-- START RECORDS PROVIDED --

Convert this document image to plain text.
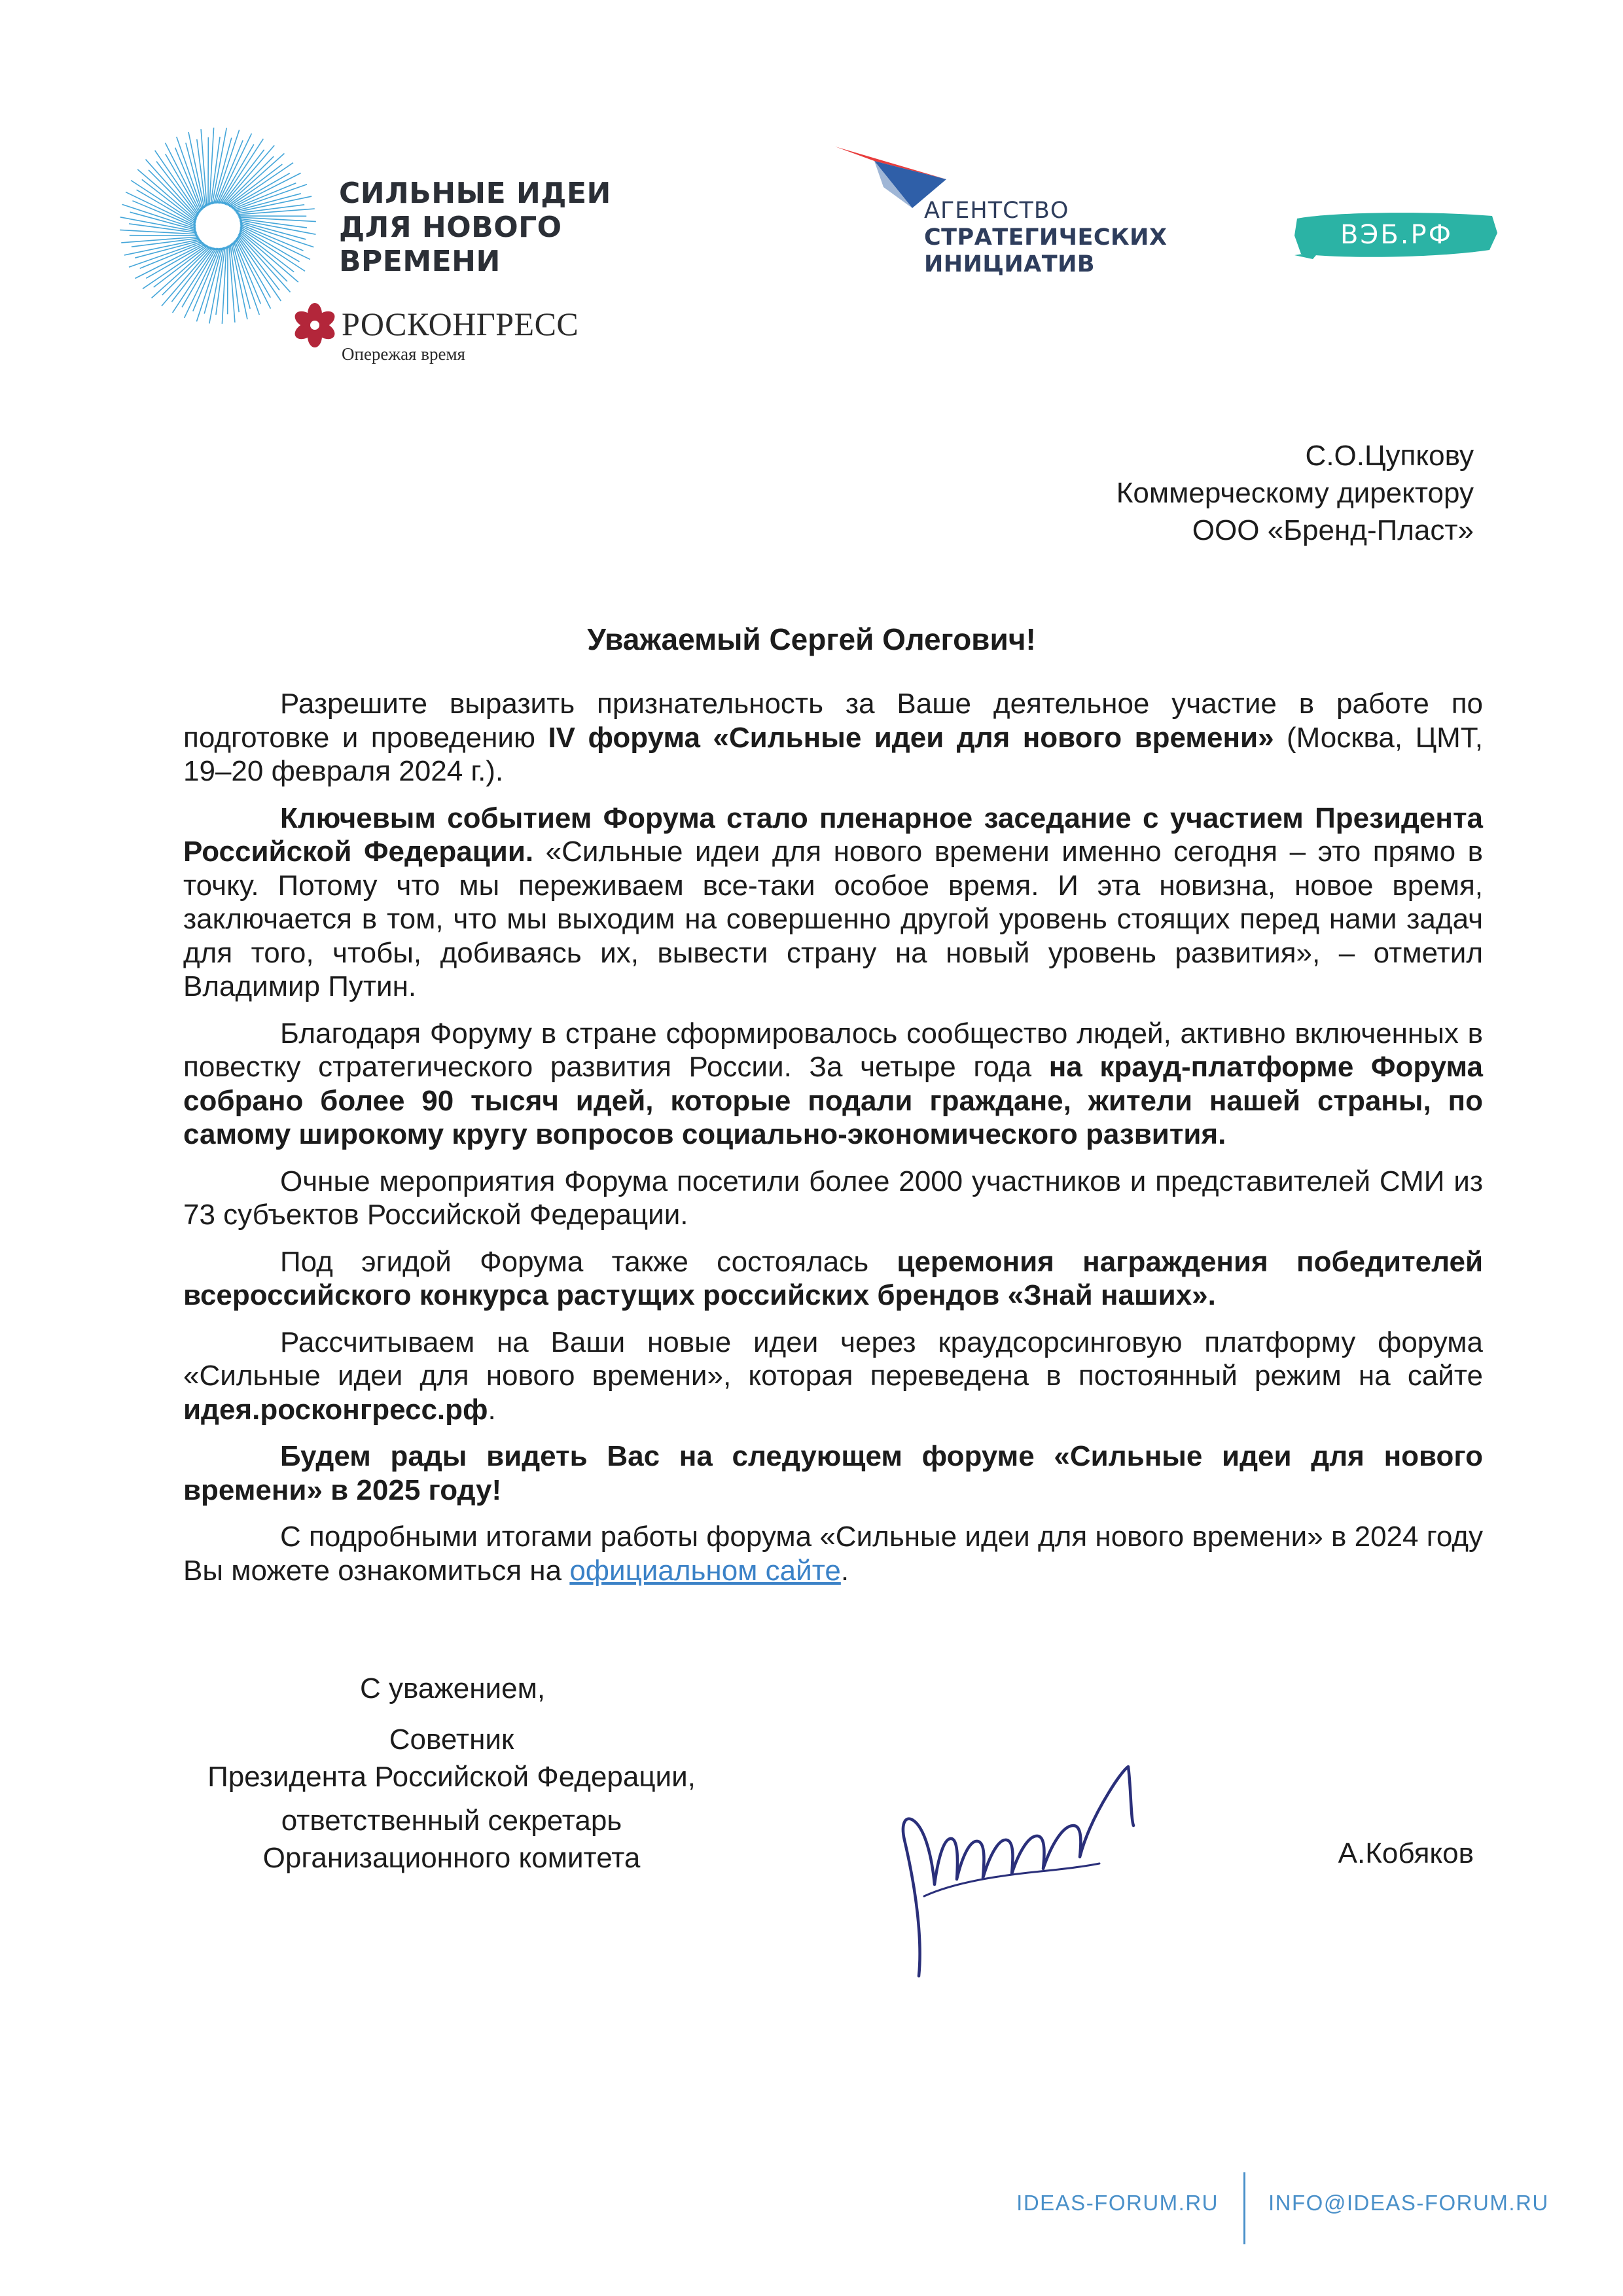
СИЛЬНЫЕ ИДЕИ
ДЛЯ НОВОГО
ВРЕМЕНИ
РОСКОНГРЕСС
Опережая время
АГЕНТСТВО
СТРАТЕГИЧЕСКИХ
ИНИЦИАТИВ
ВЭБ.РФ
С.О.Цупкову
Коммерческому директору
ООО «Бренд-Пласт»
Уважаемый Сергей Олегович!

Разрешите выразить признательность за Ваше деятельное участие в работе по подготовке и проведению IV форума «Сильные идеи для нового времени» (Москва, ЦМТ, 19–20 февраля 2024 г.).

Ключевым событием Форума стало пленарное заседание с участием Президента Российской Федерации. «Сильные идеи для нового времени именно сегодня – это прямо в точку. Потому что мы переживаем все-таки особое время. И эта новизна, новое время, заключается в том, что мы выходим на совершенно другой уровень стоящих перед нами задач для того, чтобы, добиваясь их, вывести страну на новый уровень развития», – отметил Владимир Путин.

Благодаря Форуму в стране сформировалось сообщество людей, активно включенных в повестку стратегического развития России. За четыре года на крауд-платформе Форума собрано более 90 тысяч идей, которые подали граждане, жители нашей страны, по самому широкому кругу вопросов социально-экономического развития.

Очные мероприятия Форума посетили более 2000 участников и представителей СМИ из 73 субъектов Российской Федерации.

Под эгидой Форума также состоялась церемония награждения победителей всероссийского конкурса растущих российских брендов «Знай наших».

Рассчитываем на Ваши новые идеи через краудсорсинговую платформу форума «Сильные идеи для нового времени», которая переведена в постоянный режим на сайте идея.росконгресс.рф.

Будем рады видеть Вас на следующем форуме «Сильные идеи для нового времени» в 2025 году!

С подробными итогами работы форума «Сильные идеи для нового времени» в 2024 году Вы можете ознакомиться на официальном сайте.

С уважением,
Советник
Президента Российской Федерации,
ответственный секретарь
Организационного комитета	А.Кобяков
IDEAS-FORUM.RU INFO@IDEAS-FORUM.RU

-- END RECORDS PROVIDED --

WHAT NEEDS TO BE DONE —
Output the material word for word, omitting its pictures.

SOLVED PROBLEM —
Convert this document image to plain text.
СИЛЬНЫЕ ИДЕИ
ДЛЯ НОВОГО
ВРЕМЕНИ
РОСКОНГРЕСС
Опережая время
АГЕНТСТВО
СТРАТЕГИЧЕСКИХ
ИНИЦИАТИВ
ВЭБ.РФ
С.О.Цупкову
Коммерческому директору
ООО «Бренд-Пласт»
Уважаемый Сергей Олегович!

Разрешите выразить признательность за Ваше деятельное участие в работе по подготовке и проведению IV форума «Сильные идеи для нового времени» (Москва, ЦМТ, 19–20 февраля 2024 г.).

Ключевым событием Форума стало пленарное заседание с участием Президента Российской Федерации. «Сильные идеи для нового времени именно сегодня – это прямо в точку. Потому что мы переживаем все-таки особое время. И эта новизна, новое время, заключается в том, что мы выходим на совершенно другой уровень стоящих перед нами задач для того, чтобы, добиваясь их, вывести страну на новый уровень развития», – отметил Владимир Путин.

Благодаря Форуму в стране сформировалось сообщество людей, активно включенных в повестку стратегического развития России. За четыре года на крауд-платформе Форума собрано более 90 тысяч идей, которые подали граждане, жители нашей страны, по самому широкому кругу вопросов социально-экономического развития.

Очные мероприятия Форума посетили более 2000 участников и представителей СМИ из 73 субъектов Российской Федерации.

Под эгидой Форума также состоялась церемония награждения победителей всероссийского конкурса растущих российских брендов «Знай наших».

Рассчитываем на Ваши новые идеи через краудсорсинговую платформу форума «Сильные идеи для нового времени», которая переведена в постоянный режим на сайте идея.росконгресс.рф.

Будем рады видеть Вас на следующем форуме «Сильные идеи для нового времени» в 2025 году!

С подробными итогами работы форума «Сильные идеи для нового времени» в 2024 году Вы можете ознакомиться на официальном сайте.

С уважением,
Советник
Президента Российской Федерации,
ответственный секретарь
Организационного комитета	А.Кобяков
IDEAS-FORUM.RU INFO@IDEAS-FORUM.RU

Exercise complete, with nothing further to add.